§ **Exercise prompt**: Make an exact copy of the entries, and keep any pictures out of it.

* START Stored data *

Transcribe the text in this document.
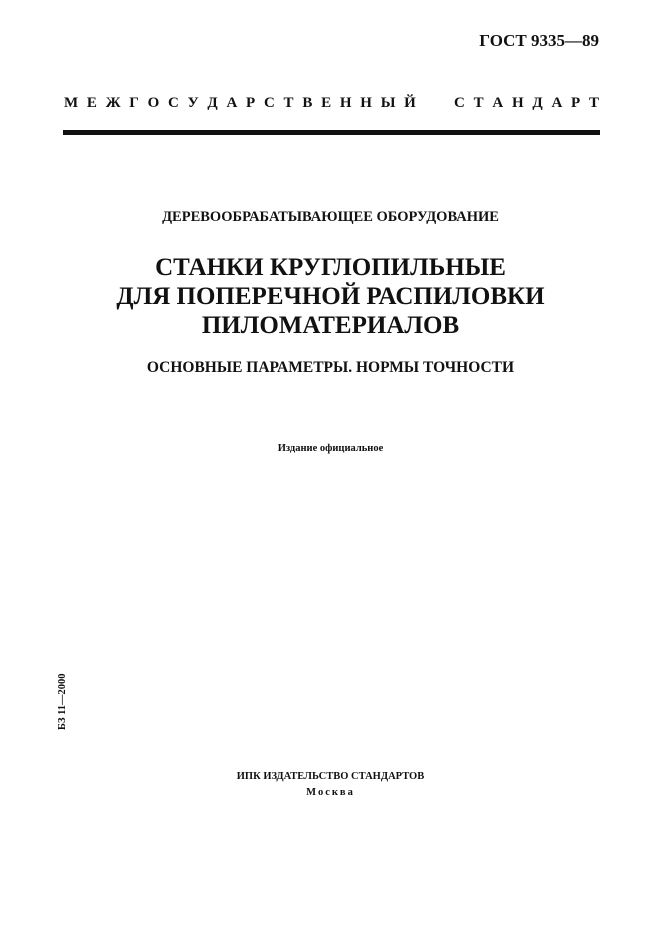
ГОСТ 9335—89
М Е Ж Г О С У Д А Р С Т В Е Н Н Ы Й	С Т А Н Д А Р Т
ДЕРЕВООБРАБАТЫВАЮЩЕЕ ОБОРУДОВАНИЕ
СТАНКИ КРУГЛОПИЛЬНЫЕ
ДЛЯ ПОПЕРЕЧНОЙ РАСПИЛОВКИ
ПИЛОМАТЕРИАЛОВ
ОСНОВНЫЕ ПАРАМЕТРЫ. НОРМЫ ТОЧНОСТИ
Издание официальное
БЗ 11—2000
ИПК ИЗДАТЕЛЬСТВО СТАНДАРТОВ
Москва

* END Stored data *

§ **Exercise result**:
Transcribe the text in this document.
ГОСТ 9335—89
М Е Ж Г О С У Д А Р С Т В Е Н Н Ы Й	С Т А Н Д А Р Т
ДЕРЕВООБРАБАТЫВАЮЩЕЕ ОБОРУДОВАНИЕ
СТАНКИ КРУГЛОПИЛЬНЫЕ
ДЛЯ ПОПЕРЕЧНОЙ РАСПИЛОВКИ
ПИЛОМАТЕРИАЛОВ
ОСНОВНЫЕ ПАРАМЕТРЫ. НОРМЫ ТОЧНОСТИ
Издание официальное
БЗ 11—2000
ИПК ИЗДАТЕЛЬСТВО СТАНДАРТОВ
Москва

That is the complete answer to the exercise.